- PASSAGE SHOWN
┄┄┄┄┄┄┄┄┄┄┄┄┄┄┄┄┄┄┄┄

Of course if all uses of a particular group definition are hidden group references, then the schema compiler could provide that all elements within that group are always hidden. This is expected to be fairly common, as often hidden groups are designed to contain the hidden reprsentation details of data that has a simpler logical appearance in the infoset.

Nevertheless, Daffodil must accomodate that the same group definition can be used both in hidden and non-hidden manners.

Static Analysis by the Schema Compiler (i.e., there is none)

The schema compiler could provide information about whether a given term of the schema is always hidden, sometimes hidden, or never hidden. However, the runtime overheads are anticipated to be so small that optimizations based on this information are expected to be unnecessary. Hence, no static analysis of whether a term is always/sometimes/never hidden is performed.

┄┄┄┄┄┄┄┄┄┄┄┄┄┄┄┄┄┄┄┄

- Dataset rows
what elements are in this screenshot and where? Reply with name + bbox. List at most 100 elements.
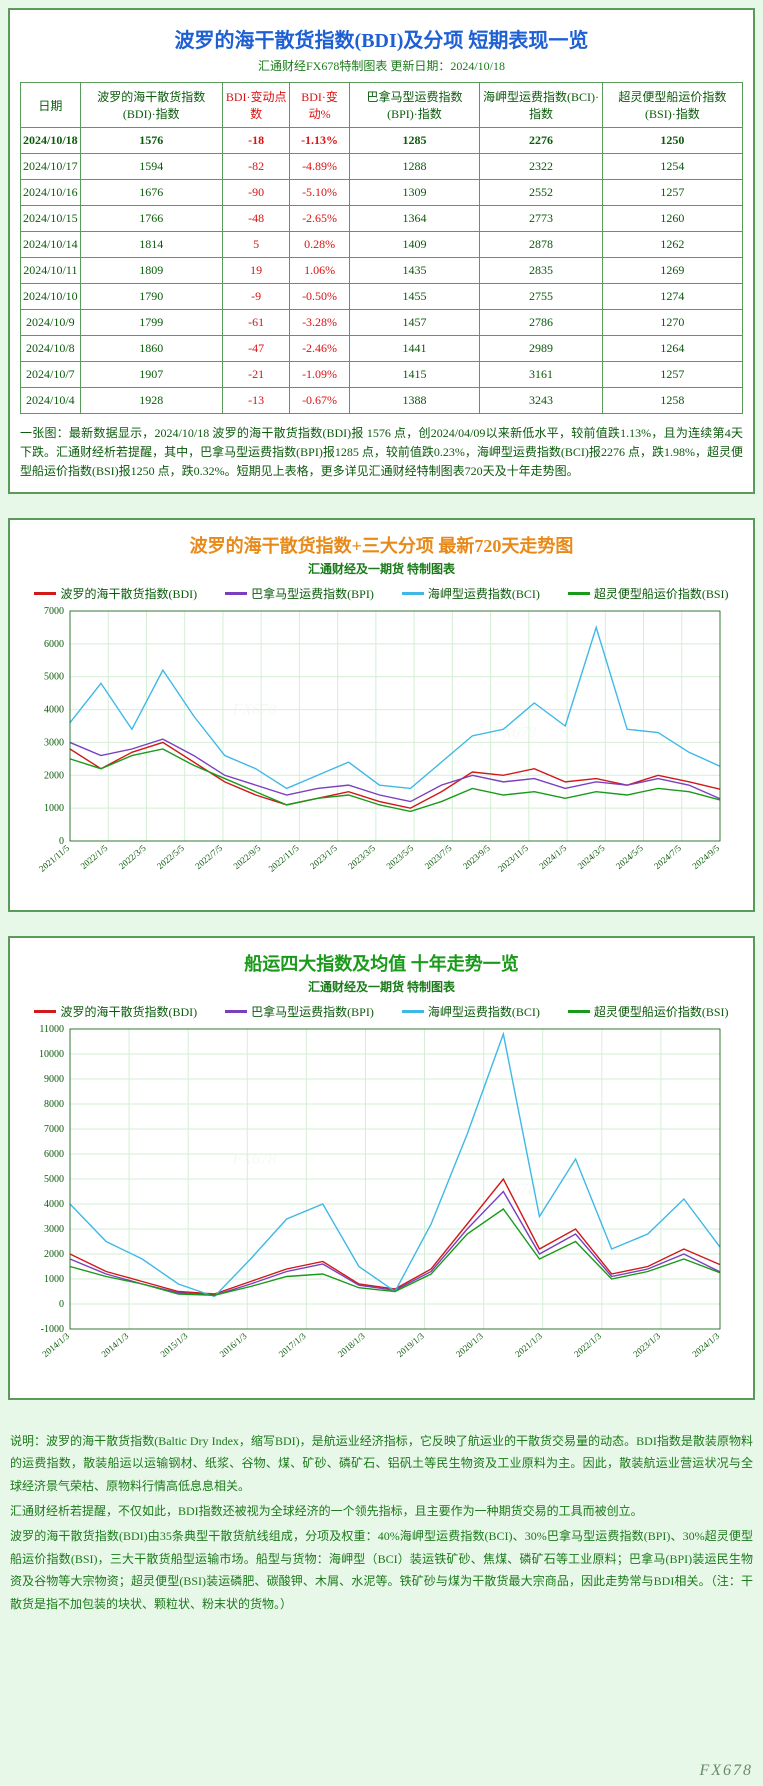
col-header: 波罗的海干散货指数(BDI)·指数 — [80, 83, 222, 128]
chart10y-subtitle: 汇通财经及一期货 特制图表 — [20, 978, 743, 995]
svg-text:1000: 1000 — [44, 803, 64, 814]
svg-text:0: 0 — [59, 1299, 64, 1310]
table-cell: -48 — [222, 206, 290, 232]
table-cell: -13 — [222, 388, 290, 414]
svg-text:2022/3/5: 2022/3/5 — [117, 842, 148, 871]
table-cell: 1814 — [80, 232, 222, 258]
table-cell: 1809 — [80, 258, 222, 284]
col-header: BDI·变动点数 — [222, 83, 290, 128]
table-cell: 2786 — [480, 310, 602, 336]
legend-item: 超灵便型船运价指数(BSI) — [568, 1003, 729, 1020]
table-cell: -2.46% — [290, 336, 349, 362]
table-panel: 波罗的海干散货指数(BDI)及分项 短期表现一览 汇通财经FX678特制图表 更… — [8, 8, 755, 494]
legend-item: 波罗的海干散货指数(BDI) — [34, 1003, 197, 1020]
col-header: 巴拿马型运费指数(BPI)·指数 — [349, 83, 480, 128]
table-cell: 2024/10/4 — [21, 388, 81, 414]
table-cell: 3243 — [480, 388, 602, 414]
svg-text:2018/1/3: 2018/1/3 — [336, 1330, 367, 1359]
table-cell: 2322 — [480, 154, 602, 180]
table-cell: -5.10% — [290, 180, 349, 206]
table-note: 一张图：最新数据显示，2024/10/18 波罗的海干散货指数(BDI)报 15… — [20, 424, 743, 482]
table-cell: 0.28% — [290, 232, 349, 258]
svg-text:2024/1/3: 2024/1/3 — [690, 1330, 721, 1359]
svg-text:2024/3/5: 2024/3/5 — [576, 842, 607, 871]
svg-text:2024/9/5: 2024/9/5 — [690, 842, 721, 871]
chart10y-title: 船运四大指数及均值 十年走势一览 — [20, 950, 743, 976]
table-cell: 2878 — [480, 232, 602, 258]
svg-text:2023/1/3: 2023/1/3 — [631, 1330, 662, 1359]
table-cell: 1250 — [602, 128, 742, 154]
col-header: 海岬型运费指数(BCI)·指数 — [480, 83, 602, 128]
table-cell: 1441 — [349, 336, 480, 362]
chart720-legend: 波罗的海干散货指数(BDI)巴拿马型运费指数(BPI)海岬型运费指数(BCI)超… — [20, 585, 743, 602]
table-cell: -2.65% — [290, 206, 349, 232]
table-row: 2024/10/151766-48-2.65%136427731260 — [21, 206, 743, 232]
chart720-subtitle: 汇通财经及一期货 特制图表 — [20, 560, 743, 577]
svg-text:2021/1/3: 2021/1/3 — [513, 1330, 544, 1359]
table-row: 2024/10/81860-47-2.46%144129891264 — [21, 336, 743, 362]
table-cell: 2276 — [480, 128, 602, 154]
table-cell: 1254 — [602, 154, 742, 180]
table-cell: 1269 — [602, 258, 742, 284]
table-cell: 1388 — [349, 388, 480, 414]
table-cell: 2024/10/15 — [21, 206, 81, 232]
svg-text:3000: 3000 — [44, 737, 64, 748]
table-cell: 1260 — [602, 206, 742, 232]
svg-text:3000: 3000 — [44, 1224, 64, 1235]
desc-paragraph: 说明：波罗的海干散货指数(Baltic Dry Index，缩写BDI)，是航运… — [10, 1430, 753, 1498]
table-cell: -18 — [222, 128, 290, 154]
svg-text:2023/7/5: 2023/7/5 — [423, 842, 454, 871]
svg-text:2024/1/5: 2024/1/5 — [537, 842, 568, 871]
svg-text:5000: 5000 — [44, 1174, 64, 1185]
table-cell: 1415 — [349, 362, 480, 388]
svg-text:2017/1/3: 2017/1/3 — [277, 1330, 308, 1359]
table-cell: 1.06% — [290, 258, 349, 284]
table-cell: 1257 — [602, 180, 742, 206]
chart720-title: 波罗的海干散货指数+三大分项 最新720天走势图 — [20, 532, 743, 558]
table-cell: -0.50% — [290, 284, 349, 310]
table-cell: -1.13% — [290, 128, 349, 154]
svg-text:1000: 1000 — [44, 1274, 64, 1285]
svg-text:2023/11/5: 2023/11/5 — [496, 842, 531, 873]
table-cell: 1288 — [349, 154, 480, 180]
svg-text:2022/11/5: 2022/11/5 — [267, 842, 302, 873]
table-cell: 2024/10/17 — [21, 154, 81, 180]
svg-text:2022/1/5: 2022/1/5 — [79, 842, 110, 871]
table-cell: 2024/10/18 — [21, 128, 81, 154]
table-cell: 1766 — [80, 206, 222, 232]
table-cell: 2024/10/8 — [21, 336, 81, 362]
table-cell: 1270 — [602, 310, 742, 336]
chart-720-panel: 波罗的海干散货指数+三大分项 最新720天走势图 汇通财经及一期货 特制图表 波… — [8, 518, 755, 912]
table-cell: 1860 — [80, 336, 222, 362]
svg-text:2014/1/3: 2014/1/3 — [99, 1330, 130, 1359]
svg-text:2000: 2000 — [44, 770, 64, 781]
bdi-table: 日期波罗的海干散货指数(BDI)·指数BDI·变动点数BDI·变动%巴拿马型运费… — [20, 82, 743, 414]
watermark-logo: FX678 — [699, 1762, 753, 1780]
table-cell: -3.28% — [290, 310, 349, 336]
col-header: 超灵便型船运价指数(BSI)·指数 — [602, 83, 742, 128]
table-cell: 1455 — [349, 284, 480, 310]
svg-text:2023/9/5: 2023/9/5 — [461, 842, 492, 871]
table-row: 2024/10/91799-61-3.28%145727861270 — [21, 310, 743, 336]
table-cell: -82 — [222, 154, 290, 180]
table-cell: -1.09% — [290, 362, 349, 388]
table-cell: 3161 — [480, 362, 602, 388]
svg-text:5000: 5000 — [44, 671, 64, 682]
svg-text:FX678: FX678 — [232, 1151, 277, 1168]
table-cell: 1594 — [80, 154, 222, 180]
table-row: 2024/10/161676-90-5.10%130925521257 — [21, 180, 743, 206]
table-row: 2024/10/171594-82-4.89%128823221254 — [21, 154, 743, 180]
chart10y-legend: 波罗的海干散货指数(BDI)巴拿马型运费指数(BPI)海岬型运费指数(BCI)超… — [20, 1003, 743, 1020]
chart10y-svg: FX678FX678-10000100020003000400050006000… — [20, 1024, 730, 1384]
table-cell: 1258 — [602, 388, 742, 414]
svg-text:2022/5/5: 2022/5/5 — [155, 842, 186, 871]
table-row: 2024/10/14181450.28%140928781262 — [21, 232, 743, 258]
table-cell: 2024/10/14 — [21, 232, 81, 258]
legend-item: 巴拿马型运费指数(BPI) — [225, 1003, 374, 1020]
svg-text:2020/1/3: 2020/1/3 — [454, 1330, 485, 1359]
table-cell: 1257 — [602, 362, 742, 388]
svg-text:2023/5/5: 2023/5/5 — [384, 842, 415, 871]
svg-text:11000: 11000 — [39, 1024, 64, 1035]
description-block: 说明：波罗的海干散货指数(Baltic Dry Index，缩写BDI)，是航运… — [8, 1424, 755, 1622]
svg-text:7000: 7000 — [44, 1124, 64, 1135]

┄┄┄┄┄┄┄┄┄┄┄┄┄┄┄┄┄┄┄┄

- THE TASK
Shorten the paragraph in the hidden-groups passage that begins "The schema compiler could provide information," keeping its main facts. The data is not needed for this work.

- EXERCISE OUTPUT
The schema compiler could report whether each schema term is always, sometimes, or never hidden. Runtime overheads are expected to be very small, so optimizations based on that information should be unnecessary. For that reason, no such static analysis is performed.